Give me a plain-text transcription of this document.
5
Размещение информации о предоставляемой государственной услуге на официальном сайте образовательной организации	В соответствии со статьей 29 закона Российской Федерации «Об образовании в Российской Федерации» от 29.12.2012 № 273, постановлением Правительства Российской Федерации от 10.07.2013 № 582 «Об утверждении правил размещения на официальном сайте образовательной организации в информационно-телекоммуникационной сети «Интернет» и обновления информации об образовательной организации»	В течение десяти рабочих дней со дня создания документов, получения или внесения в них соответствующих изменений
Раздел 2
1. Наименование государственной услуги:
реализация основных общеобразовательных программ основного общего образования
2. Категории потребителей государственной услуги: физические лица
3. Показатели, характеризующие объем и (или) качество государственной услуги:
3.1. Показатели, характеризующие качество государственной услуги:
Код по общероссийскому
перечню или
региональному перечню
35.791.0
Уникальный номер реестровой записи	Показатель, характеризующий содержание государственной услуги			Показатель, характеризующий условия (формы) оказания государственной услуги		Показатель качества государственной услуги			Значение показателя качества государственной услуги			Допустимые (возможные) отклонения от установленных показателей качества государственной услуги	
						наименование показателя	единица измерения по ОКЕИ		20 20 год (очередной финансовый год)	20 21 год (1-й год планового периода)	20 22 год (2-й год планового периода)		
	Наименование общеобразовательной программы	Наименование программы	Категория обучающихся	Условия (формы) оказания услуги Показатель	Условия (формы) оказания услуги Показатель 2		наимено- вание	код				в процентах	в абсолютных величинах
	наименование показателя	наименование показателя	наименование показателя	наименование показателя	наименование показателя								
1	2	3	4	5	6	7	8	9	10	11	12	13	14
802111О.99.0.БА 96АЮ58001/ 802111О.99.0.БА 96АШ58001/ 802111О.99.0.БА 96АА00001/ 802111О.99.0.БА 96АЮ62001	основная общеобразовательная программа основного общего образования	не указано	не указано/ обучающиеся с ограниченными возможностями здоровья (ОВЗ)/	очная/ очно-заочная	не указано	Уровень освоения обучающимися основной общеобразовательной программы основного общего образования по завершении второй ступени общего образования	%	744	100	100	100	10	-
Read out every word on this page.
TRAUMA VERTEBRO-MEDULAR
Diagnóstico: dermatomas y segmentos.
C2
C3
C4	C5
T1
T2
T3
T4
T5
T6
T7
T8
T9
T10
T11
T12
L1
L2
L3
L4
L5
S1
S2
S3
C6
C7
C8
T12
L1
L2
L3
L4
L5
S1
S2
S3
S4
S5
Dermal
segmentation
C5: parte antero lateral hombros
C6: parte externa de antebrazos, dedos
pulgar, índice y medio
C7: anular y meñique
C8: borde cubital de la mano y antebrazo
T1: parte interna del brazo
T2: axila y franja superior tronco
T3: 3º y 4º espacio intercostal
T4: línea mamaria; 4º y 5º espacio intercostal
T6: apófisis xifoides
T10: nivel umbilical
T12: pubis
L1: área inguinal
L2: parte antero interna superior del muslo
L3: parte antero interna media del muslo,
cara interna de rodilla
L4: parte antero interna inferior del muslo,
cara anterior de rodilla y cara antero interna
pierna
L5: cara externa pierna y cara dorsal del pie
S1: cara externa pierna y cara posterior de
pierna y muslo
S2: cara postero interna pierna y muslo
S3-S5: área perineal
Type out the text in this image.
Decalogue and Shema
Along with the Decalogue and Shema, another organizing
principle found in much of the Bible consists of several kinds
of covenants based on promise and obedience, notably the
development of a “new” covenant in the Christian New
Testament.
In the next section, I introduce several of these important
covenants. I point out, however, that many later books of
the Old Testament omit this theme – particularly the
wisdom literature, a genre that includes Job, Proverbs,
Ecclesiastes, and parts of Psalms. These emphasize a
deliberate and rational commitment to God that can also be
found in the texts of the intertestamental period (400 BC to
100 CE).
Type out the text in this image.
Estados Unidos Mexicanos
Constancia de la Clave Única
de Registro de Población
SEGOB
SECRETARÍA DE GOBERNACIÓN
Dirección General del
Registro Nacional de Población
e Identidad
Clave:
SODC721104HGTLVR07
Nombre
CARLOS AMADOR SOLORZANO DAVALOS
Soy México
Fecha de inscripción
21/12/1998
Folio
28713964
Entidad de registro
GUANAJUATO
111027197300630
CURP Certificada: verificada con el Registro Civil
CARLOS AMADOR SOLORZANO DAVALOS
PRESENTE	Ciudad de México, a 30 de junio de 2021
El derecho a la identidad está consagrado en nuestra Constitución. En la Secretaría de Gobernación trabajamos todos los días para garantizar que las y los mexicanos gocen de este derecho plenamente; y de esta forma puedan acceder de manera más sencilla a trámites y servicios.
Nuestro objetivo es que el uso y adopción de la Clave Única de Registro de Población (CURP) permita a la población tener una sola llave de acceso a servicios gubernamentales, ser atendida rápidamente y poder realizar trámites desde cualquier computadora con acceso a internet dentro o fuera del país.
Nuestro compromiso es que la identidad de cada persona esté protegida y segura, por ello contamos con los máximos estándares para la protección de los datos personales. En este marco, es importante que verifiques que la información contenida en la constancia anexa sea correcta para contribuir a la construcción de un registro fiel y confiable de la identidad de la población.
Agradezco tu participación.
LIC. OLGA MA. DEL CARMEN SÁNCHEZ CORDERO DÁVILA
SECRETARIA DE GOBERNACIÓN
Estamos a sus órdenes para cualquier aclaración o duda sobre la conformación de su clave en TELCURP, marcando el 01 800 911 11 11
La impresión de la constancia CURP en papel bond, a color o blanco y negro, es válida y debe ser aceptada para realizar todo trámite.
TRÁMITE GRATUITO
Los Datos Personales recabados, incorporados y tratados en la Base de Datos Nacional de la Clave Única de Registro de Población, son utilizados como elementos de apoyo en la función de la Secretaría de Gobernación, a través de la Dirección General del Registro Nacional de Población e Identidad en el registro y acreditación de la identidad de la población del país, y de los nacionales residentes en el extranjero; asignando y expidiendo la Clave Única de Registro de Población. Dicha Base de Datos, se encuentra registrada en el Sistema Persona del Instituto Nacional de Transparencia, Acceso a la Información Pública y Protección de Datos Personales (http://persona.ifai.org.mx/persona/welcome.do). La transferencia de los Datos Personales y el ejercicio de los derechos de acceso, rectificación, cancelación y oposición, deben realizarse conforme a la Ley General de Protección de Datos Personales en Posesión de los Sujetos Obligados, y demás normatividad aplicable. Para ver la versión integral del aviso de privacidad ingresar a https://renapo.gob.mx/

WHAT THE EXERCISE ASKS ▸ From the material above, gather all lines that include the string "перечню" and copy them.

EXERCISE ANSWER ▸
перечню или
региональному перечню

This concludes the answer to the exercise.